++++ STORED DATA ++++

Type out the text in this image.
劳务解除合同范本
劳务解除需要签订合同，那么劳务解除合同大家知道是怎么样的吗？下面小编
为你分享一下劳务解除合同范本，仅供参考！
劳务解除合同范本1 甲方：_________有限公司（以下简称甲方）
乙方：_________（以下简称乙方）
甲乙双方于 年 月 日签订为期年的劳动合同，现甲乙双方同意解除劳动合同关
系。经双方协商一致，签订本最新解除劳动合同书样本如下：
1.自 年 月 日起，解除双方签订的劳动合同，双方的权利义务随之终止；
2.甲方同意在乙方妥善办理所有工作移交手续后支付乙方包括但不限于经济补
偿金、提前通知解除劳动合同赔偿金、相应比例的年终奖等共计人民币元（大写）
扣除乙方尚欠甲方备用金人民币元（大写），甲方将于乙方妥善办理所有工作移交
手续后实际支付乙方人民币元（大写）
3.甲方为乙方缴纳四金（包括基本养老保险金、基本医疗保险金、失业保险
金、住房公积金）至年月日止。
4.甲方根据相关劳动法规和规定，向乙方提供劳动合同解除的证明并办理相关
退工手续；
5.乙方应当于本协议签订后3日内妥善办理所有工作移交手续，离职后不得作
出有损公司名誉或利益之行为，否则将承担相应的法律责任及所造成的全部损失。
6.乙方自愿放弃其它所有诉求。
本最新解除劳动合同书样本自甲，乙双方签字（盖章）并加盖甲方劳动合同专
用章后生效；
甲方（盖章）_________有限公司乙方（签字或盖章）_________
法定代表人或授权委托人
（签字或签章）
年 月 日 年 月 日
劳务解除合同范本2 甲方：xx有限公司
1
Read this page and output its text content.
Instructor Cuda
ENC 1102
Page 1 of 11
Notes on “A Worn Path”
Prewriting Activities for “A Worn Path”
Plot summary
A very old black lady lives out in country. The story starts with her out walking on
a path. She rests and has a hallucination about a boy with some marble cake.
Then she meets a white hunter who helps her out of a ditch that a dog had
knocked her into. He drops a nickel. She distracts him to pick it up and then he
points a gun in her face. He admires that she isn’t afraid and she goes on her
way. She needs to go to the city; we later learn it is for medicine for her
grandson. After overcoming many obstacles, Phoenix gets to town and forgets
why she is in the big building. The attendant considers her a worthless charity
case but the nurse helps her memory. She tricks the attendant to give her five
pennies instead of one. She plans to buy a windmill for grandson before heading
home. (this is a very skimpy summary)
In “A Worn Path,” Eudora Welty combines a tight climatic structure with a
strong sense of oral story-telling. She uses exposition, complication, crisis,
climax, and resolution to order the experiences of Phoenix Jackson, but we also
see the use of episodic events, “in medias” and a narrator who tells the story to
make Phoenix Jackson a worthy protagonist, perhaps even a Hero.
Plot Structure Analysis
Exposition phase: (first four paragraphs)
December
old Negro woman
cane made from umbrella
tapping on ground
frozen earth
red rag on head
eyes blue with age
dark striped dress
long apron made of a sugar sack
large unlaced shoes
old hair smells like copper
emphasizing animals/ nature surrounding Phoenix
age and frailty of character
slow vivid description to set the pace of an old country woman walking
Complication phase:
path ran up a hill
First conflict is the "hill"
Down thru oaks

++++

Output the data above exactly, please, line for line.

Type out the text in this image.
劳务解除合同范本
劳务解除需要签订合同，那么劳务解除合同大家知道是怎么样的吗？下面小编
为你分享一下劳务解除合同范本，仅供参考！
劳务解除合同范本1 甲方：_________有限公司（以下简称甲方）
乙方：_________（以下简称乙方）
甲乙双方于 年 月 日签订为期年的劳动合同，现甲乙双方同意解除劳动合同关
系。经双方协商一致，签订本最新解除劳动合同书样本如下：
1.自 年 月 日起，解除双方签订的劳动合同，双方的权利义务随之终止；
2.甲方同意在乙方妥善办理所有工作移交手续后支付乙方包括但不限于经济补
偿金、提前通知解除劳动合同赔偿金、相应比例的年终奖等共计人民币元（大写）
扣除乙方尚欠甲方备用金人民币元（大写），甲方将于乙方妥善办理所有工作移交
手续后实际支付乙方人民币元（大写）
3.甲方为乙方缴纳四金（包括基本养老保险金、基本医疗保险金、失业保险
金、住房公积金）至年月日止。
4.甲方根据相关劳动法规和规定，向乙方提供劳动合同解除的证明并办理相关
退工手续；
5.乙方应当于本协议签订后3日内妥善办理所有工作移交手续，离职后不得作
出有损公司名誉或利益之行为，否则将承担相应的法律责任及所造成的全部损失。
6.乙方自愿放弃其它所有诉求。
本最新解除劳动合同书样本自甲，乙双方签字（盖章）并加盖甲方劳动合同专
用章后生效；
甲方（盖章）_________有限公司乙方（签字或盖章）_________
法定代表人或授权委托人
（签字或签章）
年 月 日 年 月 日
劳务解除合同范本2 甲方：xx有限公司
1
Read this page and output its text content.
Instructor Cuda
ENC 1102
Page 1 of 11
Notes on “A Worn Path”
Prewriting Activities for “A Worn Path”
Plot summary
A very old black lady lives out in country. The story starts with her out walking on
a path. She rests and has a hallucination about a boy with some marble cake.
Then she meets a white hunter who helps her out of a ditch that a dog had
knocked her into. He drops a nickel. She distracts him to pick it up and then he
points a gun in her face. He admires that she isn’t afraid and she goes on her
way. She needs to go to the city; we later learn it is for medicine for her
grandson. After overcoming many obstacles, Phoenix gets to town and forgets
why she is in the big building. The attendant considers her a worthless charity
case but the nurse helps her memory. She tricks the attendant to give her five
pennies instead of one. She plans to buy a windmill for grandson before heading
home. (this is a very skimpy summary)
In “A Worn Path,” Eudora Welty combines a tight climatic structure with a
strong sense of oral story-telling. She uses exposition, complication, crisis,
climax, and resolution to order the experiences of Phoenix Jackson, but we also
see the use of episodic events, “in medias” and a narrator who tells the story to
make Phoenix Jackson a worthy protagonist, perhaps even a Hero.
Plot Structure Analysis
Exposition phase: (first four paragraphs)
December
old Negro woman
cane made from umbrella
tapping on ground
frozen earth
red rag on head
eyes blue with age
dark striped dress
long apron made of a sugar sack
large unlaced shoes
old hair smells like copper
emphasizing animals/ nature surrounding Phoenix
age and frailty of character
slow vivid description to set the pace of an old country woman walking
Complication phase:
path ran up a hill
First conflict is the "hill"
Down thru oaks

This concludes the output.